- **Problem to solve**
Rewrite the stretch of the review from "Extra Credit: I" through "are shudder-worthy cruel.", putting "sighs" in place of "groans".

- **Source**
::::
Extra Credit: You will absolutely marvel at the casting. Somehow they found teenage boys that look exactly like the female leads if they happened to suddenly be transformed into boys. And all six of them are likeable actors. It's the best "same person. different sex" casting of all time after Tilda Swinton and Tilda Swinton in Orlando

Would you want to go to school here? Well their well funded high school has great grounds and is big enough that even if you're unpopular you can have your little tight knit circle to hang with. But the bullying shit is out of control, and and the gym teacher actively sucks, basically telling the girls to grow a pair when they're distressed at the escalating torments.

GRANNY'S DANCING ON THE TABLE
Report Card: This strange film is a bifurcated affair. One half is an hypnotic stop-motion family history (or tall tales) of twin sister refugees who took much different paths in the world, one becoming a caregiver shut out, the other a wild bohemian prostitute. The other half is the modern story of their shared young granddaughter raised in total reclusiveness by her religious father who is also a shut in. The strawberry blonde is so catatonic and pale she makes Sissy Spacek's oddball young 70s waifs seem positively extroverted and suntanned. She barely seems to exist outside of her head (i.e. the animated portion). The problem here is the balance since one half is entrancing and the other is painfully repetitive and obsessed with its own hopelessness. Animated half: B+ The Other half: C-

Extra Credit: I have a great friend who always audibly groans when the title of a movie gets worked in to the dialogue (I personally love it, though, in part from the reaction it provokes in him). Anxiously awaited the moment, did I. But the awesome title only shows up in visual form during the end credits. Worth the wait.

Would you want to go to school here: Insert that Mean Girls joke about home-schooled religious nutjobs. So, emphatically NO. Plus the teacher is your father and his idea of detention and lunch plan are shudder-worthy cruel.
::::
- **Available data**
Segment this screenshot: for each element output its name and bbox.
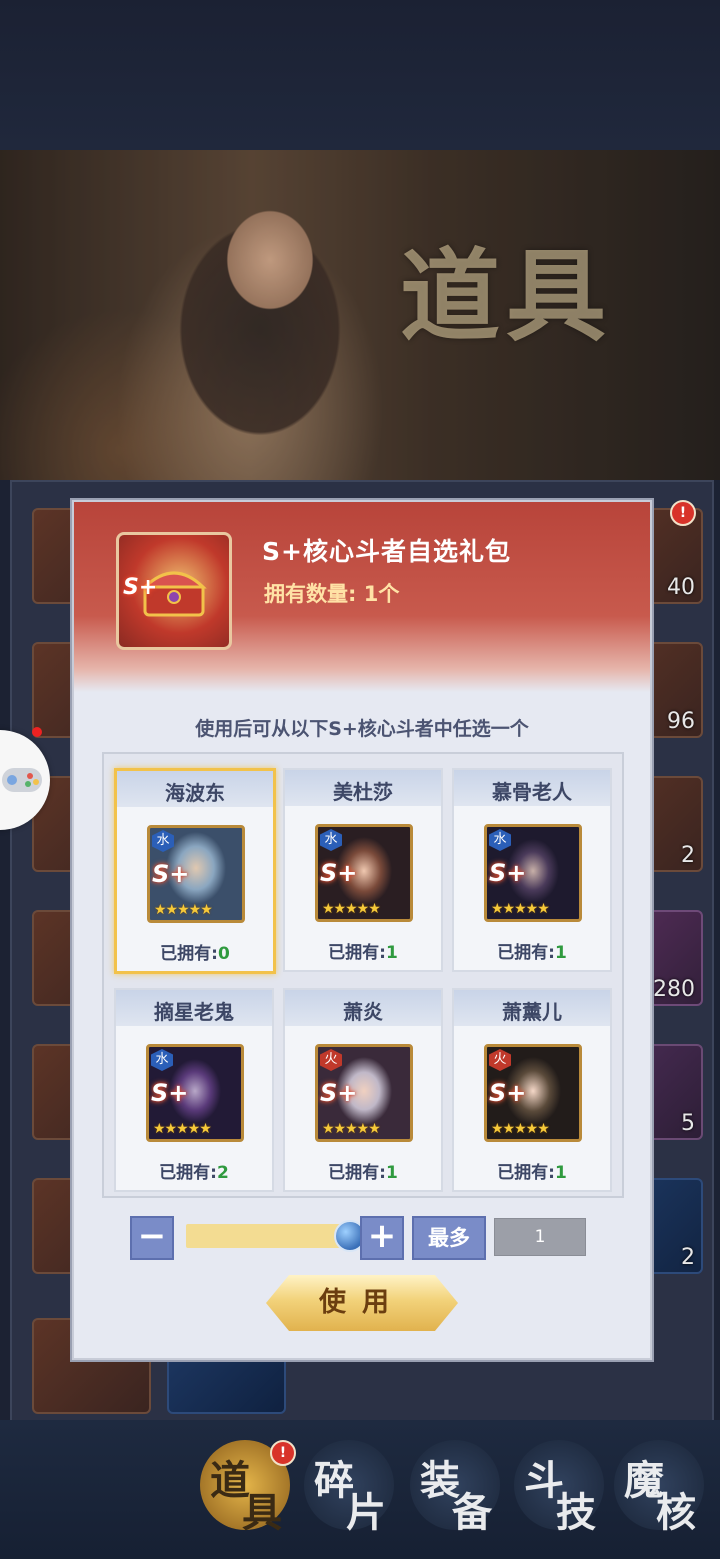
::::
- **Expected output**
Extra Credit: I have a great friend who always audibly sighs when the title of a movie gets worked in to the dialogue (I personally love it, though, in part from the reaction it provokes in him). Anxiously awaited the moment, did I. But the awesome title only shows up in visual form during the end credits. Worth the wait.

Would you want to go to school here: Insert that Mean Girls joke about home-schooled religious nutjobs. So, emphatically NO. Plus the teacher is your father and his idea of detention and lunch plan are shudder-worthy cruel.